**WHAT THE TASK ASKS:** Copy every one of the following lines verbatim, leaving the pictures out of your answer.

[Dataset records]
──────────────────────────────
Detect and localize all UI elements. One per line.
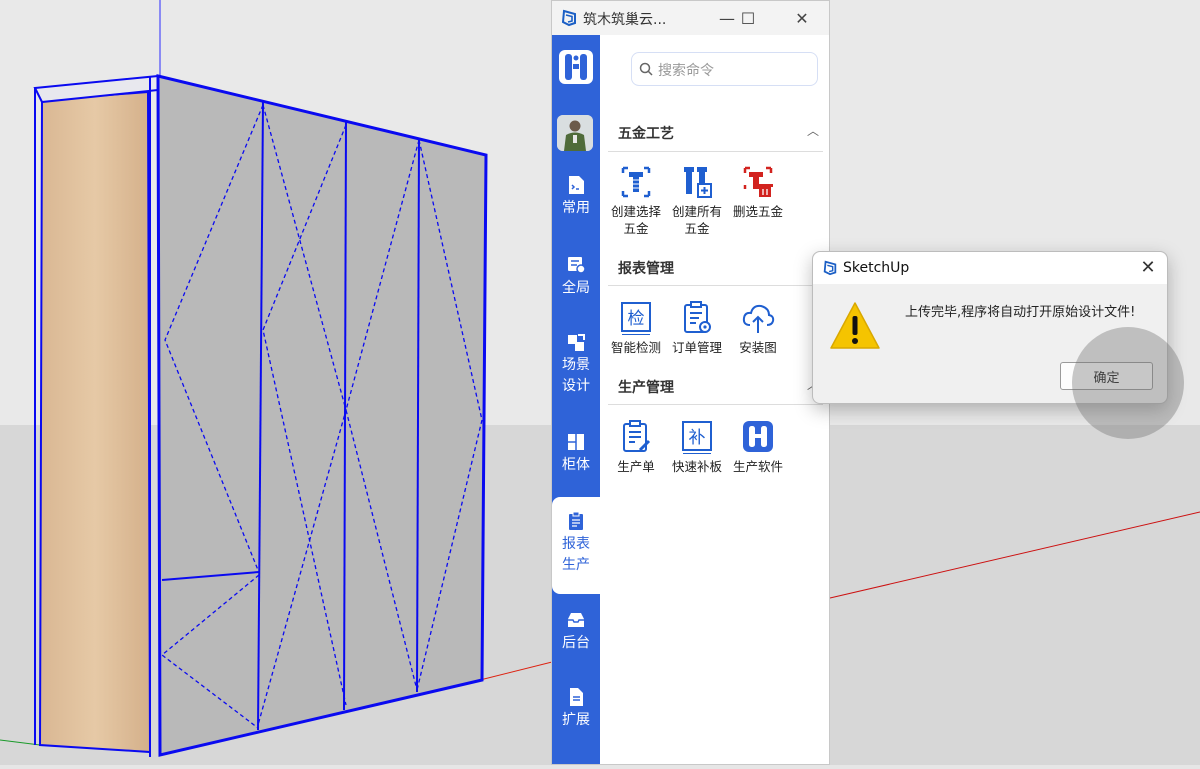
- ok-button[interactable]: 确定: [1060, 362, 1153, 390]
- tool-label: 快速补板: [671, 459, 722, 474]
- warning-icon: [830, 302, 880, 349]
- tool-filter-hardware[interactable]: 删选五金: [729, 165, 787, 220]
- cabinet-icon: [568, 434, 584, 450]
- order-icon: [684, 301, 711, 333]
- divider: [608, 404, 823, 405]
- screw-add-icon: [684, 167, 712, 198]
- tool-label: 生产单: [617, 459, 655, 474]
- brand-logo-icon: [565, 54, 587, 80]
- section-title-reports: 报表管理: [618, 261, 674, 277]
- section-title-hardware: 五金工艺: [618, 126, 674, 142]
- tool-smart-check[interactable]: 检 智能检测: [607, 301, 665, 356]
- tool-panel: 五金工艺 ︿ 创建选择五金 创建所有五金 删选五金 报表管理 检 智能检测 订单…: [600, 105, 829, 764]
- tool-label: 创建选择五金: [610, 204, 661, 236]
- plugin-window: 筑木筑巢云... — ☐ ✕ 常用 全局 场景设计 柜体 报表生产 后台 扩展 …: [551, 0, 830, 765]
- message-dialog: SketchUp ✕ 上传完毕,程序将自动打开原始设计文件! 确定: [812, 251, 1168, 404]
- user-avatar[interactable]: [557, 115, 593, 151]
- section-title-production: 生产管理: [618, 380, 674, 396]
- sidebar: 常用 全局 场景设计 柜体 报表生产 后台 扩展: [552, 35, 600, 764]
- file-code-icon: [569, 176, 584, 194]
- clipboard-icon: [569, 511, 583, 530]
- tool-label: 安装图: [739, 340, 777, 355]
- window-title: 筑木筑巢云...: [583, 12, 667, 28]
- nav-label: 常用: [562, 200, 590, 216]
- nav-label: 柜体: [562, 457, 590, 473]
- close-icon: ✕: [1140, 257, 1156, 278]
- inspect-icon: 检: [621, 302, 651, 335]
- nav-item-scene-design[interactable]: 场景设计: [552, 332, 600, 397]
- tool-install-drawing[interactable]: 安装图: [729, 301, 787, 356]
- tool-label: 智能检测: [610, 340, 661, 355]
- dialog-title: SketchUp: [843, 260, 910, 276]
- global-settings-icon: [568, 257, 586, 274]
- tool-label: 订单管理: [671, 340, 722, 355]
- search-icon: [639, 62, 653, 76]
- nav-item-report-production[interactable]: 报表生产: [552, 497, 600, 594]
- tool-production-software[interactable]: 生产软件: [729, 420, 787, 475]
- maximize-icon: ☐: [740, 8, 756, 28]
- tool-label: 生产软件: [732, 459, 783, 474]
- patch-board-icon: 补: [682, 421, 712, 454]
- nav-label: 场景设计: [562, 357, 590, 394]
- tray-icon: [568, 613, 584, 627]
- tool-order-management[interactable]: 订单管理: [668, 301, 726, 356]
- sketchup-logo-icon: [823, 260, 837, 276]
- dialog-titlebar[interactable]: SketchUp ✕: [813, 252, 1167, 284]
- tool-label: 创建所有五金: [671, 204, 722, 236]
- search-box[interactable]: [631, 52, 818, 86]
- search-input[interactable]: [656, 58, 815, 82]
- nav-label: 后台: [562, 635, 590, 651]
- screw-delete-icon: [743, 166, 773, 197]
- tool-production-sheet[interactable]: 生产单: [607, 420, 665, 475]
- nav-item-backend[interactable]: 后台: [552, 610, 600, 654]
- avatar-image: [557, 115, 593, 151]
- divider: [608, 151, 823, 152]
- patch-glyph: 补: [689, 428, 706, 448]
- inspect-glyph: 检: [628, 309, 645, 329]
- divider: [608, 285, 823, 286]
- nav-label: 报表生产: [562, 536, 590, 573]
- nav-label: 扩展: [562, 712, 590, 728]
- production-software-icon: [743, 421, 773, 452]
- chevron-up-icon[interactable]: ︿: [807, 122, 819, 139]
- tool-quick-patch-board[interactable]: 补 快速补板: [668, 420, 726, 475]
- tool-create-all-hardware[interactable]: 创建所有五金: [668, 165, 726, 237]
- nav-item-common[interactable]: 常用: [552, 175, 600, 219]
- nav-item-global[interactable]: 全局: [552, 255, 600, 299]
- wardrobe-front[interactable]: [156, 74, 488, 757]
- dialog-message: 上传完毕,程序将自动打开原始设计文件!: [905, 305, 1136, 320]
- close-button[interactable]: ✕: [787, 6, 817, 30]
- maximize-button[interactable]: ☐: [733, 6, 763, 30]
- nav-item-cabinet[interactable]: 柜体: [552, 432, 600, 476]
- tool-label: 删选五金: [732, 204, 783, 219]
- scene-design-icon: [568, 334, 585, 351]
- document-icon: [570, 688, 583, 706]
- brand-logo: [559, 50, 593, 84]
- production-sheet-icon: [623, 420, 651, 452]
- wardrobe-side-panel[interactable]: [38, 90, 152, 754]
- tool-create-selected-hardware[interactable]: 创建选择五金: [607, 165, 665, 237]
- nav-label: 全局: [562, 280, 590, 296]
- sketchup-logo-icon: [561, 9, 576, 27]
- close-icon: ✕: [795, 8, 809, 28]
- plugin-titlebar[interactable]: 筑木筑巢云... — ☐ ✕: [552, 0, 829, 35]
- cloud-upload-icon: [742, 304, 775, 333]
- nav-item-extension[interactable]: 扩展: [552, 687, 600, 731]
- dialog-close-button[interactable]: ✕: [1136, 256, 1160, 280]
- screw-select-icon: [621, 166, 651, 198]
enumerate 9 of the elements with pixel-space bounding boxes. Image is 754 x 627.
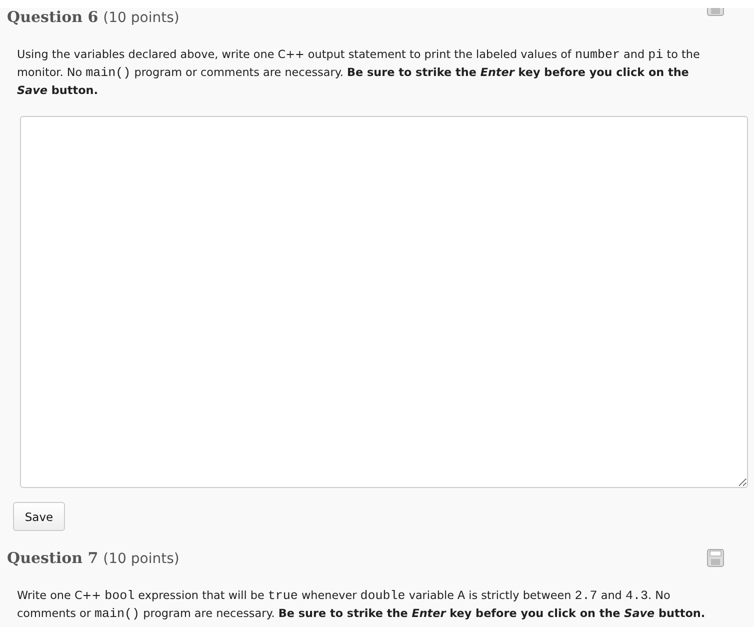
- save-button[interactable]: Save: [13, 502, 65, 531]
- question-text: Using the variables declared above, write one C++ output statement to print the labeled values of number and pi to the monitor. No main() program or comments are necessary. Be sure to strike the Enter key before you click on the Save button.: [17, 47, 701, 99]
- question-title: Question 6: [7, 8, 98, 26]
- question-text: Write one C++ bool expression that will be true whenever double variable A is strictly between 2.7 and 4.3. No comments or main() program are necessary. Be sure to strike the Enter key before you click on the Save button.: [17, 588, 706, 623]
- question-title: Question 7: [7, 549, 98, 567]
- points-label: (10 points): [103, 551, 180, 567]
- points-label: (10 points): [103, 10, 180, 26]
- save-icon[interactable]: [707, 549, 724, 567]
- answer-box[interactable]: [20, 116, 748, 488]
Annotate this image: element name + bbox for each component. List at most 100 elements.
──────────────────────────────
**REPLY:**
Detect and localize all UI elements. One per line.
- ok-button[interactable]: 确定: [1060, 362, 1153, 390]
- tool-label: 快速补板: [671, 459, 722, 474]
- warning-icon: [830, 302, 880, 349]
- tool-filter-hardware[interactable]: 删选五金: [729, 165, 787, 220]
- cabinet-icon: [568, 434, 584, 450]
- order-icon: [684, 301, 711, 333]
- divider: [608, 404, 823, 405]
- screw-add-icon: [684, 167, 712, 198]
- tool-label: 生产单: [617, 459, 655, 474]
- brand-logo-icon: [565, 54, 587, 80]
- section-title-reports: 报表管理: [618, 261, 674, 277]
- section-title-hardware: 五金工艺: [618, 126, 674, 142]
- tool-smart-check[interactable]: 检 智能检测: [607, 301, 665, 356]
- tool-panel: 五金工艺 ︿ 创建选择五金 创建所有五金 删选五金 报表管理 检 智能检测 订单…: [600, 105, 829, 764]
- tool-label: 创建选择五金: [610, 204, 661, 236]
- plugin-window: 筑木筑巢云... — ☐ ✕ 常用 全局 场景设计 柜体 报表生产 后台 扩展 …: [551, 0, 830, 765]
- message-dialog: SketchUp ✕ 上传完毕,程序将自动打开原始设计文件! 确定: [812, 251, 1168, 404]
- user-avatar[interactable]: [557, 115, 593, 151]
- section-title-production: 生产管理: [618, 380, 674, 396]
- sidebar: 常用 全局 场景设计 柜体 报表生产 后台 扩展: [552, 35, 600, 764]
- file-code-icon: [569, 176, 584, 194]
- clipboard-icon: [569, 511, 583, 530]
- tool-label: 安装图: [739, 340, 777, 355]
- window-title: 筑木筑巢云...: [583, 12, 667, 28]
- nav-label: 常用: [562, 200, 590, 216]
- nav-label: 柜体: [562, 457, 590, 473]
- close-icon: ✕: [1140, 257, 1156, 278]
- inspect-icon: 检: [621, 302, 651, 335]
- nav-item-scene-design[interactable]: 场景设计: [552, 332, 600, 397]
- tool-install-drawing[interactable]: 安装图: [729, 301, 787, 356]
- tool-label: 智能检测: [610, 340, 661, 355]
- dialog-title: SketchUp: [843, 260, 910, 276]
- global-settings-icon: [568, 257, 586, 274]
- tool-label: 订单管理: [671, 340, 722, 355]
- search-icon: [639, 62, 653, 76]
- nav-item-report-production[interactable]: 报表生产: [552, 497, 600, 594]
- tool-production-software[interactable]: 生产软件: [729, 420, 787, 475]
- maximize-icon: ☐: [740, 8, 756, 28]
- tool-label: 生产软件: [732, 459, 783, 474]
- patch-board-icon: 补: [682, 421, 712, 454]
- nav-label: 场景设计: [562, 357, 590, 394]
- tray-icon: [568, 613, 584, 627]
- tool-order-management[interactable]: 订单管理: [668, 301, 726, 356]
- sketchup-logo-icon: [823, 260, 837, 276]
- dialog-titlebar[interactable]: SketchUp ✕: [813, 252, 1167, 284]
- tool-label: 创建所有五金: [671, 204, 722, 236]
- search-box[interactable]: [631, 52, 818, 86]
- search-input[interactable]: [656, 58, 815, 82]
- nav-label: 后台: [562, 635, 590, 651]
- screw-delete-icon: [743, 166, 773, 197]
- tool-production-sheet[interactable]: 生产单: [607, 420, 665, 475]
- nav-item-backend[interactable]: 后台: [552, 610, 600, 654]
- avatar-image: [557, 115, 593, 151]
- divider: [608, 151, 823, 152]
- patch-glyph: 补: [689, 428, 706, 448]
- inspect-glyph: 检: [628, 309, 645, 329]
- divider: [608, 285, 823, 286]
- nav-label: 报表生产: [562, 536, 590, 573]
- nav-label: 扩展: [562, 712, 590, 728]
- production-software-icon: [743, 421, 773, 452]
- chevron-up-icon[interactable]: ︿: [807, 122, 819, 139]
- tool-quick-patch-board[interactable]: 补 快速补板: [668, 420, 726, 475]
- tool-create-all-hardware[interactable]: 创建所有五金: [668, 165, 726, 237]
- nav-item-common[interactable]: 常用: [552, 175, 600, 219]
- nav-item-global[interactable]: 全局: [552, 255, 600, 299]
- wardrobe-front[interactable]: [156, 74, 488, 757]
- dialog-message: 上传完毕,程序将自动打开原始设计文件!: [905, 305, 1136, 320]
- close-button[interactable]: ✕: [787, 6, 817, 30]
- maximize-button[interactable]: ☐: [733, 6, 763, 30]
- nav-item-cabinet[interactable]: 柜体: [552, 432, 600, 476]
- tool-label: 删选五金: [732, 204, 783, 219]
- scene-design-icon: [568, 334, 585, 351]
- document-icon: [570, 688, 583, 706]
- brand-logo: [559, 50, 593, 84]
- production-sheet-icon: [623, 420, 651, 452]
- wardrobe-side-panel[interactable]: [38, 90, 152, 754]
- tool-create-selected-hardware[interactable]: 创建选择五金: [607, 165, 665, 237]
- nav-label: 全局: [562, 280, 590, 296]
- sketchup-logo-icon: [561, 9, 576, 27]
- close-icon: ✕: [795, 8, 809, 28]
- plugin-titlebar[interactable]: 筑木筑巢云... — ☐ ✕: [552, 0, 829, 35]
- cloud-upload-icon: [742, 304, 775, 333]
- nav-item-extension[interactable]: 扩展: [552, 687, 600, 731]
- dialog-close-button[interactable]: ✕: [1136, 256, 1160, 280]
- screw-select-icon: [621, 166, 651, 198]
enumerate 9 of the elements with pixel-space bounding boxes. Image is 754 x 627.
- save-button[interactable]: Save: [13, 502, 65, 531]
- question-text: Using the variables declared above, write one C++ output statement to print the labeled values of number and pi to the monitor. No main() program or comments are necessary. Be sure to strike the Enter key before you click on the Save button.: [17, 47, 701, 99]
- question-title: Question 6: [7, 8, 98, 26]
- question-text: Write one C++ bool expression that will be true whenever double variable A is strictly between 2.7 and 4.3. No comments or main() program are necessary. Be sure to strike the Enter key before you click on the Save button.: [17, 588, 706, 623]
- question-title: Question 7: [7, 549, 98, 567]
- points-label: (10 points): [103, 551, 180, 567]
- points-label: (10 points): [103, 10, 180, 26]
- save-icon[interactable]: [707, 549, 724, 567]
- answer-box[interactable]: [20, 116, 748, 488]
Annotate this image: element name + bbox for each component. List at most 100 elements.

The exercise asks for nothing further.